┌─ Provided material

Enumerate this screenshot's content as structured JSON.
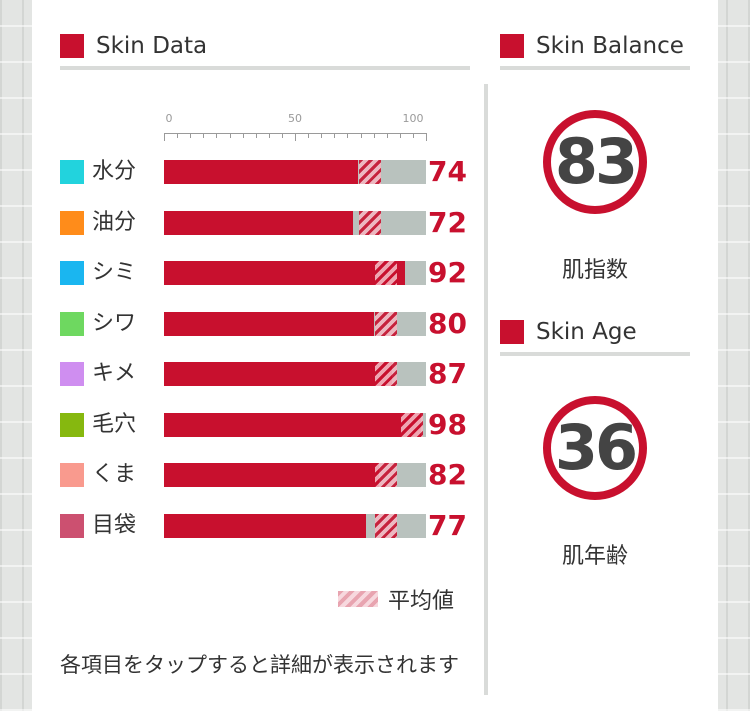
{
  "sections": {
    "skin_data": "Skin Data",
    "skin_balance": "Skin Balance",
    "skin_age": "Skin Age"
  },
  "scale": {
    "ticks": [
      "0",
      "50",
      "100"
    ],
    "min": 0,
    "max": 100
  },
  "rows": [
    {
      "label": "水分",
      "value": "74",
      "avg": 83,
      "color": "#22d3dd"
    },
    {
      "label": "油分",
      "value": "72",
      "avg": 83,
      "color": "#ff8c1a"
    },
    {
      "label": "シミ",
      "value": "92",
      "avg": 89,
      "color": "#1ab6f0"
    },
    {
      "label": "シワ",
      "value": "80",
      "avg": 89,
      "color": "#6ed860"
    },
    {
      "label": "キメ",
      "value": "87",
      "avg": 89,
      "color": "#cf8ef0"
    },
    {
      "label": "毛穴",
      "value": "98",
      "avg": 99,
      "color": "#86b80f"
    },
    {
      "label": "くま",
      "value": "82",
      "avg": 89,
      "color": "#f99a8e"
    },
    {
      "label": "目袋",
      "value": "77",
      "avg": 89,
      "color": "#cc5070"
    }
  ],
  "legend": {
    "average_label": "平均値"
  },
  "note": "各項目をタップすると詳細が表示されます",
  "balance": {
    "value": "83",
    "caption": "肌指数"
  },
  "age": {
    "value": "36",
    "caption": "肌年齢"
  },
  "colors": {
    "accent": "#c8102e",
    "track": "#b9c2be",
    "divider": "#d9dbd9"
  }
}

└─

Your task:
Write out every line above exactly as it is, leaving out the pictures.

Solution below:
Enumerate this screenshot's content as structured JSON.
{
  "sections": {
    "skin_data": "Skin Data",
    "skin_balance": "Skin Balance",
    "skin_age": "Skin Age"
  },
  "scale": {
    "ticks": [
      "0",
      "50",
      "100"
    ],
    "min": 0,
    "max": 100
  },
  "rows": [
    {
      "label": "水分",
      "value": "74",
      "avg": 83,
      "color": "#22d3dd"
    },
    {
      "label": "油分",
      "value": "72",
      "avg": 83,
      "color": "#ff8c1a"
    },
    {
      "label": "シミ",
      "value": "92",
      "avg": 89,
      "color": "#1ab6f0"
    },
    {
      "label": "シワ",
      "value": "80",
      "avg": 89,
      "color": "#6ed860"
    },
    {
      "label": "キメ",
      "value": "87",
      "avg": 89,
      "color": "#cf8ef0"
    },
    {
      "label": "毛穴",
      "value": "98",
      "avg": 99,
      "color": "#86b80f"
    },
    {
      "label": "くま",
      "value": "82",
      "avg": 89,
      "color": "#f99a8e"
    },
    {
      "label": "目袋",
      "value": "77",
      "avg": 89,
      "color": "#cc5070"
    }
  ],
  "legend": {
    "average_label": "平均値"
  },
  "note": "各項目をタップすると詳細が表示されます",
  "balance": {
    "value": "83",
    "caption": "肌指数"
  },
  "age": {
    "value": "36",
    "caption": "肌年齢"
  },
  "colors": {
    "accent": "#c8102e",
    "track": "#b9c2be",
    "divider": "#d9dbd9"
  }
}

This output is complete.